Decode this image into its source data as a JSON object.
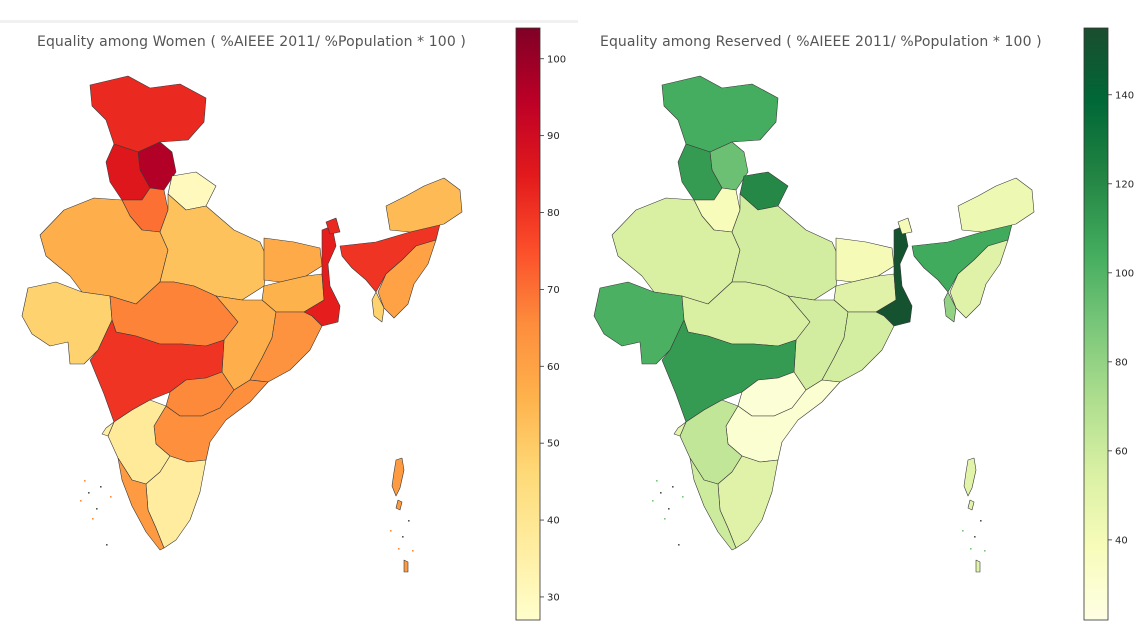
{
  "charts": [
    {
      "id": "women",
      "title": "Equality among Women ( %AIEEE 2011/ %Population * 100 )",
      "colormap": [
        "#ffffcc",
        "#ffeda0",
        "#fed976",
        "#feb24c",
        "#fd8d3c",
        "#fc4e2a",
        "#e31a1c",
        "#bd0026",
        "#800026"
      ],
      "colorbar": {
        "min": 27,
        "max": 104,
        "ticks": [
          30,
          40,
          50,
          60,
          70,
          80,
          90,
          100
        ]
      }
    },
    {
      "id": "reserved",
      "title": "Equality among Reserved ( %AIEEE 2011/ %Population * 100 )",
      "colormap": [
        "#ffffe5",
        "#f7fcb9",
        "#d9f0a3",
        "#addd8e",
        "#78c679",
        "#41ab5d",
        "#238443",
        "#006837",
        "#1a4d2e"
      ],
      "colorbar": {
        "min": 22,
        "max": 155,
        "ticks": [
          40,
          60,
          80,
          100,
          120,
          140
        ]
      }
    }
  ],
  "chart_data": [
    {
      "type": "choropleth",
      "title": "Equality among Women ( %AIEEE 2011/ %Population * 100 )",
      "colorbar_range": [
        27,
        104
      ],
      "regions": [
        {
          "key": "JK",
          "value": 82
        },
        {
          "key": "HP",
          "value": 96
        },
        {
          "key": "PB",
          "value": 86
        },
        {
          "key": "UK",
          "value": 30
        },
        {
          "key": "HR",
          "value": 70
        },
        {
          "key": "RJ",
          "value": 57
        },
        {
          "key": "UP",
          "value": 52
        },
        {
          "key": "BR",
          "value": 58
        },
        {
          "key": "JH",
          "value": 56
        },
        {
          "key": "WB",
          "value": 84
        },
        {
          "key": "SK",
          "value": 82
        },
        {
          "key": "AS",
          "value": 80
        },
        {
          "key": "AR",
          "value": 54
        },
        {
          "key": "NE",
          "value": 60
        },
        {
          "key": "TR",
          "value": 48
        },
        {
          "key": "GJ",
          "value": 48
        },
        {
          "key": "MP",
          "value": 67
        },
        {
          "key": "CG",
          "value": 57
        },
        {
          "key": "OD",
          "value": 64
        },
        {
          "key": "MH",
          "value": 80
        },
        {
          "key": "TG",
          "value": 66
        },
        {
          "key": "AP",
          "value": 65
        },
        {
          "key": "KA",
          "value": 38
        },
        {
          "key": "GA",
          "value": 36
        },
        {
          "key": "TN",
          "value": 37
        },
        {
          "key": "KL",
          "value": 62
        },
        {
          "key": "AN",
          "value": 62
        }
      ]
    },
    {
      "type": "choropleth",
      "title": "Equality among Reserved ( %AIEEE 2011/ %Population * 100 )",
      "colorbar_range": [
        22,
        155
      ],
      "regions": [
        {
          "key": "JK",
          "value": 104
        },
        {
          "key": "HP",
          "value": 92
        },
        {
          "key": "PB",
          "value": 112
        },
        {
          "key": "UK",
          "value": 120
        },
        {
          "key": "HR",
          "value": 38
        },
        {
          "key": "RJ",
          "value": 55
        },
        {
          "key": "UP",
          "value": 58
        },
        {
          "key": "BR",
          "value": 40
        },
        {
          "key": "JH",
          "value": 52
        },
        {
          "key": "WB",
          "value": 152
        },
        {
          "key": "SK",
          "value": 40
        },
        {
          "key": "AS",
          "value": 105
        },
        {
          "key": "AR",
          "value": 44
        },
        {
          "key": "NE",
          "value": 52
        },
        {
          "key": "TR",
          "value": 80
        },
        {
          "key": "GJ",
          "value": 102
        },
        {
          "key": "MP",
          "value": 55
        },
        {
          "key": "CG",
          "value": 58
        },
        {
          "key": "OD",
          "value": 57
        },
        {
          "key": "MH",
          "value": 112
        },
        {
          "key": "TG",
          "value": 28
        },
        {
          "key": "AP",
          "value": 30
        },
        {
          "key": "KA",
          "value": 64
        },
        {
          "key": "GA",
          "value": 50
        },
        {
          "key": "TN",
          "value": 52
        },
        {
          "key": "KL",
          "value": 60
        },
        {
          "key": "AN",
          "value": 50
        }
      ]
    }
  ]
}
****************************************
> **Work to be completed**:
Generate a word-for-word copy of the preceding records, excluding all pictures.

> **Correct response**:
Decode this image into its source data as a JSON object.
{
  "charts": [
    {
      "id": "women",
      "title": "Equality among Women ( %AIEEE 2011/ %Population * 100 )",
      "colormap": [
        "#ffffcc",
        "#ffeda0",
        "#fed976",
        "#feb24c",
        "#fd8d3c",
        "#fc4e2a",
        "#e31a1c",
        "#bd0026",
        "#800026"
      ],
      "colorbar": {
        "min": 27,
        "max": 104,
        "ticks": [
          30,
          40,
          50,
          60,
          70,
          80,
          90,
          100
        ]
      }
    },
    {
      "id": "reserved",
      "title": "Equality among Reserved ( %AIEEE 2011/ %Population * 100 )",
      "colormap": [
        "#ffffe5",
        "#f7fcb9",
        "#d9f0a3",
        "#addd8e",
        "#78c679",
        "#41ab5d",
        "#238443",
        "#006837",
        "#1a4d2e"
      ],
      "colorbar": {
        "min": 22,
        "max": 155,
        "ticks": [
          40,
          60,
          80,
          100,
          120,
          140
        ]
      }
    }
  ],
  "chart_data": [
    {
      "type": "choropleth",
      "title": "Equality among Women ( %AIEEE 2011/ %Population * 100 )",
      "colorbar_range": [
        27,
        104
      ],
      "regions": [
        {
          "key": "JK",
          "value": 82
        },
        {
          "key": "HP",
          "value": 96
        },
        {
          "key": "PB",
          "value": 86
        },
        {
          "key": "UK",
          "value": 30
        },
        {
          "key": "HR",
          "value": 70
        },
        {
          "key": "RJ",
          "value": 57
        },
        {
          "key": "UP",
          "value": 52
        },
        {
          "key": "BR",
          "value": 58
        },
        {
          "key": "JH",
          "value": 56
        },
        {
          "key": "WB",
          "value": 84
        },
        {
          "key": "SK",
          "value": 82
        },
        {
          "key": "AS",
          "value": 80
        },
        {
          "key": "AR",
          "value": 54
        },
        {
          "key": "NE",
          "value": 60
        },
        {
          "key": "TR",
          "value": 48
        },
        {
          "key": "GJ",
          "value": 48
        },
        {
          "key": "MP",
          "value": 67
        },
        {
          "key": "CG",
          "value": 57
        },
        {
          "key": "OD",
          "value": 64
        },
        {
          "key": "MH",
          "value": 80
        },
        {
          "key": "TG",
          "value": 66
        },
        {
          "key": "AP",
          "value": 65
        },
        {
          "key": "KA",
          "value": 38
        },
        {
          "key": "GA",
          "value": 36
        },
        {
          "key": "TN",
          "value": 37
        },
        {
          "key": "KL",
          "value": 62
        },
        {
          "key": "AN",
          "value": 62
        }
      ]
    },
    {
      "type": "choropleth",
      "title": "Equality among Reserved ( %AIEEE 2011/ %Population * 100 )",
      "colorbar_range": [
        22,
        155
      ],
      "regions": [
        {
          "key": "JK",
          "value": 104
        },
        {
          "key": "HP",
          "value": 92
        },
        {
          "key": "PB",
          "value": 112
        },
        {
          "key": "UK",
          "value": 120
        },
        {
          "key": "HR",
          "value": 38
        },
        {
          "key": "RJ",
          "value": 55
        },
        {
          "key": "UP",
          "value": 58
        },
        {
          "key": "BR",
          "value": 40
        },
        {
          "key": "JH",
          "value": 52
        },
        {
          "key": "WB",
          "value": 152
        },
        {
          "key": "SK",
          "value": 40
        },
        {
          "key": "AS",
          "value": 105
        },
        {
          "key": "AR",
          "value": 44
        },
        {
          "key": "NE",
          "value": 52
        },
        {
          "key": "TR",
          "value": 80
        },
        {
          "key": "GJ",
          "value": 102
        },
        {
          "key": "MP",
          "value": 55
        },
        {
          "key": "CG",
          "value": 58
        },
        {
          "key": "OD",
          "value": 57
        },
        {
          "key": "MH",
          "value": 112
        },
        {
          "key": "TG",
          "value": 28
        },
        {
          "key": "AP",
          "value": 30
        },
        {
          "key": "KA",
          "value": 64
        },
        {
          "key": "GA",
          "value": 50
        },
        {
          "key": "TN",
          "value": 52
        },
        {
          "key": "KL",
          "value": 60
        },
        {
          "key": "AN",
          "value": 50
        }
      ]
    }
  ]
}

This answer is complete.